The Bitcoin resurgence that began in 2020 has received a boost from a new mini-trend: publicly held companies accumulating large reserves of the cyptocurrency.
Tesla Inc., leading maker of electric cars, and MicroStrategy Inc. a business intelligence software and services company, have each acquired billions of dollars worth of Bitcoin. Moreover, each company’s founder/CEO has become a headline-generating spokesman for Bitcoin.
An important question hangs over this entertaining business news, however: Do Tesla’s and MicroStrategy’s purchases of large blocks of Bitcoin, and their CEOs’ accompanying crypto-boosting comments, expose them to SEC enforcement or private litigation risks?
At first glance, the risk of SEC enforcement activity does not appear to be significant—but the risk is also not nonexistent. The SEC has previously stated in informal advice that Bitcoin is not a security under the Howey test due to the decentralized nature of the currency. Although the essence of securities law compliance is disclosure and both companies havepublicly disclosed and described their digital currency purchases in SEC filings, the question whether an issuer fully and fairly disclosed the nature of the transactions and the attendant risks to the company arises for all filings. Another risk involves communications outside the filings, which is of particular concern to Tesla given the fondness of Elon Musk for the Twitter spotlight.
MicroStrategy, Tesla, and the SEC
Both MicroStrategy and Tesla — and their CEOs — have been involved in significant SEC enforcement actions. The previous cases remain important, because the CEOs of both companies remain subject to sanctions imposed as a condition of their settlements.

Assigned task A: Please rewrite the article on corporate Bitcoin purchases, beginning at the words "Tesla Inc., leading" and stopping after "spokesman for Bitcoin.", with "spokesman" renamed to "advocate".
Assigned task B:
Answer these questions using the article on corporate Bitcoin purchases:
(i) What kind of company is MicroStrategy?
(ii) According to the SEC's informal advice, why is Bitcoin not a security under the Howey test?
(iii) Why do the earlier SEC enforcement cases against MicroStrategy and Tesla still matter?
Assigned task C: Pick up the article on corporate Bitcoin purchases after its last sentence and continue it.

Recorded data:
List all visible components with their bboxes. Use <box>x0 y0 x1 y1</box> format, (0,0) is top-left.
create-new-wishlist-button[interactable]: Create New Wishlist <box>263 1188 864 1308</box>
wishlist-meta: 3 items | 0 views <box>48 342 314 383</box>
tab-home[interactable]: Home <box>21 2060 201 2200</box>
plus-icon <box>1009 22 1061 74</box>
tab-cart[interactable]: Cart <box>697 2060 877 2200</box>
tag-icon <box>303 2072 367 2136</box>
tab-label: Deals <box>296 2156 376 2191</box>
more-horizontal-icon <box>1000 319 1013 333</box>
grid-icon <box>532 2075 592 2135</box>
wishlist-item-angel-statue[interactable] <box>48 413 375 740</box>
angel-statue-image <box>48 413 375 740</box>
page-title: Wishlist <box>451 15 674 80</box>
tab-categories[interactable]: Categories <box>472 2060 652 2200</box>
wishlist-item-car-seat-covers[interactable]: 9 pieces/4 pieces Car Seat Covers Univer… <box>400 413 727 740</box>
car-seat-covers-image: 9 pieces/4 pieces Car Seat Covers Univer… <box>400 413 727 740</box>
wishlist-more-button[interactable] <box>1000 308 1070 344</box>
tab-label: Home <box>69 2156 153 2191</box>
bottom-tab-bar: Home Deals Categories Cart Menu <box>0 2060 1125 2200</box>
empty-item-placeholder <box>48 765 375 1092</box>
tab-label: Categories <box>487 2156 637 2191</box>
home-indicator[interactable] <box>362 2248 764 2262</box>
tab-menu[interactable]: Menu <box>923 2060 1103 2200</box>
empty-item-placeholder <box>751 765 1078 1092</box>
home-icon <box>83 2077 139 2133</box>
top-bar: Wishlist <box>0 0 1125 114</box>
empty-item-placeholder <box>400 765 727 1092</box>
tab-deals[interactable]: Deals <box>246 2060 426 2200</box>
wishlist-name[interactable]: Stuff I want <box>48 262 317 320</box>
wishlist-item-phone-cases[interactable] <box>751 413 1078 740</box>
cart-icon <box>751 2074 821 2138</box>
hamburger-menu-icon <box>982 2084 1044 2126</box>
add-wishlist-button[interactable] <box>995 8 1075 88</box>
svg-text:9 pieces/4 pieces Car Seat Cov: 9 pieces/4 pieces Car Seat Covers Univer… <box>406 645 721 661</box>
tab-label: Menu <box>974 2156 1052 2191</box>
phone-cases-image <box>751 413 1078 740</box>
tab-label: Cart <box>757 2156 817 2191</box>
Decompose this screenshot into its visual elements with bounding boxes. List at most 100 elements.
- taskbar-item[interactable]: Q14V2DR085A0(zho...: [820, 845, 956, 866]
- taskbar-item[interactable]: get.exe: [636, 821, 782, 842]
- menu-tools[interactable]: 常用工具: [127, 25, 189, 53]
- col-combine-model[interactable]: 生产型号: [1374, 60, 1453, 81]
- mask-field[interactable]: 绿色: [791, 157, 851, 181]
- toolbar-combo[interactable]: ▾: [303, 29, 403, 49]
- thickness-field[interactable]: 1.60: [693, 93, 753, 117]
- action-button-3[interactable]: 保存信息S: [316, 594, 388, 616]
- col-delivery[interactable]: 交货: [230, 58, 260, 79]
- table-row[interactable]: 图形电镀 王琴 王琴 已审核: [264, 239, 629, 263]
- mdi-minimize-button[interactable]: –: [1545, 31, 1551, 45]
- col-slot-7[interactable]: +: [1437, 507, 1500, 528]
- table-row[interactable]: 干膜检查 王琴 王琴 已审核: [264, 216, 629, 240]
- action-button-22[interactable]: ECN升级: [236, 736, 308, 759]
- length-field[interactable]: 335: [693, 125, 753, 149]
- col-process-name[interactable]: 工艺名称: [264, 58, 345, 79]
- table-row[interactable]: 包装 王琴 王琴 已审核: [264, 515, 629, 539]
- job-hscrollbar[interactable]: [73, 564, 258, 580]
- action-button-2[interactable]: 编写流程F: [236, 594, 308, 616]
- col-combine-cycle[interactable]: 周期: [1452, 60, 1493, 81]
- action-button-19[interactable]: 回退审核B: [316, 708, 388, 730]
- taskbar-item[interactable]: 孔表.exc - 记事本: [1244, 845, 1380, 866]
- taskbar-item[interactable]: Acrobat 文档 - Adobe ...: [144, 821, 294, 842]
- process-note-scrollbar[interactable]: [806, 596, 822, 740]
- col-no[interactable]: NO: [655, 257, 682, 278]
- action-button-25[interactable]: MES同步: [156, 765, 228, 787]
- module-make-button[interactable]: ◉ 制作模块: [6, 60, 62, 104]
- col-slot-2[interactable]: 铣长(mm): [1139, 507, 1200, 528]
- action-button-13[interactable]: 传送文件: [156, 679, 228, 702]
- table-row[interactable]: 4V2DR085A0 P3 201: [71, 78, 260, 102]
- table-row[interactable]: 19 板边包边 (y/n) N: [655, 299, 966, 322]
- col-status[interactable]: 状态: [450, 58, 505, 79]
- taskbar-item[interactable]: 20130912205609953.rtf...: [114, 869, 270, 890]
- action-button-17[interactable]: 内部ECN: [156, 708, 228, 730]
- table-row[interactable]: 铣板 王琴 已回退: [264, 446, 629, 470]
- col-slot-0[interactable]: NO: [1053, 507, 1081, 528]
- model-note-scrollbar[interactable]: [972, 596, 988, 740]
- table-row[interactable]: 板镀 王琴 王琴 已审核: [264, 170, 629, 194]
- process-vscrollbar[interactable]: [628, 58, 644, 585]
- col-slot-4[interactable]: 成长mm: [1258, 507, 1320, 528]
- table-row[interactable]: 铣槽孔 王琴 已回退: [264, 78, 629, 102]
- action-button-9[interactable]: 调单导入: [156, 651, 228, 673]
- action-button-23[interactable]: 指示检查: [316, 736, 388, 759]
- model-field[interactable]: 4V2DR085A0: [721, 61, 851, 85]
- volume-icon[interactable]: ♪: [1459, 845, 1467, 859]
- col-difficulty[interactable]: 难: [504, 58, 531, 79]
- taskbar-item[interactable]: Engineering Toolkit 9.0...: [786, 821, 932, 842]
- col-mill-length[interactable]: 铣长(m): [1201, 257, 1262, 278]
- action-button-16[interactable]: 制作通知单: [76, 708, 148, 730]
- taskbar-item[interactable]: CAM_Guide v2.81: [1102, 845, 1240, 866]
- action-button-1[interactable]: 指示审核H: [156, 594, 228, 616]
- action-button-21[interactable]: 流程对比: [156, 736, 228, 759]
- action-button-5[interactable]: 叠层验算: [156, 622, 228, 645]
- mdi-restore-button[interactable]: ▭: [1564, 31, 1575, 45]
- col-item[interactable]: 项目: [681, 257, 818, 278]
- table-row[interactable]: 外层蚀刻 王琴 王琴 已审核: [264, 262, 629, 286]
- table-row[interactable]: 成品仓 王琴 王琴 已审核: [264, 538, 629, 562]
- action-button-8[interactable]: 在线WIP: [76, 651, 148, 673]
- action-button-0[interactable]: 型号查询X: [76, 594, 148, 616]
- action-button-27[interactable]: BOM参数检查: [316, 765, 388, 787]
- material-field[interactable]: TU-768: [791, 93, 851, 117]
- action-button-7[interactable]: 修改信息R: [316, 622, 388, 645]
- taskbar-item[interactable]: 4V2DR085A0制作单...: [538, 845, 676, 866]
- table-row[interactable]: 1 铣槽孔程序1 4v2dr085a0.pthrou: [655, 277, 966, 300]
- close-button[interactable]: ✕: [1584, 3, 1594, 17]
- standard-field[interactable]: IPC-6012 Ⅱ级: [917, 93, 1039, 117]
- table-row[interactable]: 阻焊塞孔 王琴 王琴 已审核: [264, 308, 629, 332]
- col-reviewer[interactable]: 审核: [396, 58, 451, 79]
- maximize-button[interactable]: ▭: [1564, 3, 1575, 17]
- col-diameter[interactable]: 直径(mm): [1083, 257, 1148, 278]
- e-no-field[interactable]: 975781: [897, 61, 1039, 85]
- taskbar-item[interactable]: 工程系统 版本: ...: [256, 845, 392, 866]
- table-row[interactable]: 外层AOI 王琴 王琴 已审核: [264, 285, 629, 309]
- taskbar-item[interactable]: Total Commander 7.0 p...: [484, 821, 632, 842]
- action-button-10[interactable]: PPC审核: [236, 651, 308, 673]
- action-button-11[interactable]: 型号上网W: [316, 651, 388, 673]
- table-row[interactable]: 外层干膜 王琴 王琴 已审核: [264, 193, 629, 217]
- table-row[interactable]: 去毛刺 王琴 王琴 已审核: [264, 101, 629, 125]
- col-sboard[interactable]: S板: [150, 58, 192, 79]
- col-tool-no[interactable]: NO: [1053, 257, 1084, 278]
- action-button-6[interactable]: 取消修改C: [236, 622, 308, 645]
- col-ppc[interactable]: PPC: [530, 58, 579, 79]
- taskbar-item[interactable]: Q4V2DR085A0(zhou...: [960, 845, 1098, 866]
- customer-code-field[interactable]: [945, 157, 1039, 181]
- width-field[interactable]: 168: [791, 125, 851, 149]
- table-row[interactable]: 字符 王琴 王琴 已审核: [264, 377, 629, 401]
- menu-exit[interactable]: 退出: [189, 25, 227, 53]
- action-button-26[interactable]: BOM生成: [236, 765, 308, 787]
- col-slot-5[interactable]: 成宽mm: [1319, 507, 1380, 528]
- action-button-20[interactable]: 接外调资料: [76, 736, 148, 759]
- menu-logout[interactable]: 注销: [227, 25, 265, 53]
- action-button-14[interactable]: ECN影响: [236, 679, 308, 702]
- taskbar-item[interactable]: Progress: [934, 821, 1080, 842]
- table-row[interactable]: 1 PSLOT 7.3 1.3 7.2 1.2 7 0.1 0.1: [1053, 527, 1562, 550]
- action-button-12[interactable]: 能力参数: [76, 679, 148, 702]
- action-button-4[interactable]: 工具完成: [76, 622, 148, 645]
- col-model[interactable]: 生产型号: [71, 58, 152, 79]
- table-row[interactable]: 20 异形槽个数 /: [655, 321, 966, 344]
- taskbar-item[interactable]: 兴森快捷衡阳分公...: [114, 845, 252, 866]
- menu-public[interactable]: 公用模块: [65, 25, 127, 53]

Answer section A:
Tesla Inc., leading maker of electric cars, and MicroStrategy Inc. a business intelligence software and services company, have each acquired billions of dollars worth of Bitcoin. Moreover, each company’s founder/CEO has become a headline-generating advocate for Bitcoin.

Answer section B:
(i) A business intelligence software and services company.
(ii) Because of the decentralized nature of the currency.
(iii) Because the CEOs of both companies remain subject to sanctions imposed as a condition of their settlements.

Answer section C:
MicroStrategy became a reporting company in June 1998 after an initial public offering and listed its securities on the Nasdaq Stock Exchange. Less than two years later, the SEC brought an administrative action against the company and sued its senior management in federal court, claiming that MicroStrategy materially overstated its revenues and earnings in violation of generally accepted accounting principles. According to the SEC, the company reported positive net income during this two-year period when it should have reported net losses from the time of the IPO forward.
Without admitting or denying the charges, three senior MicroStrategy officers agreed to disgorge a total of approximately $10 million, including a disgorgement order of $8.28 million entered against the company’s CEO and co-founder, Michael Saylor. The officers also consented to the entry of antifraud injunctions, and each agreed to pay $350,000 in civil penalties. The company agreed to abide by a cease-and-desist order and be subjected to significant corporate governance undertakings designed to prevent future reporting violations.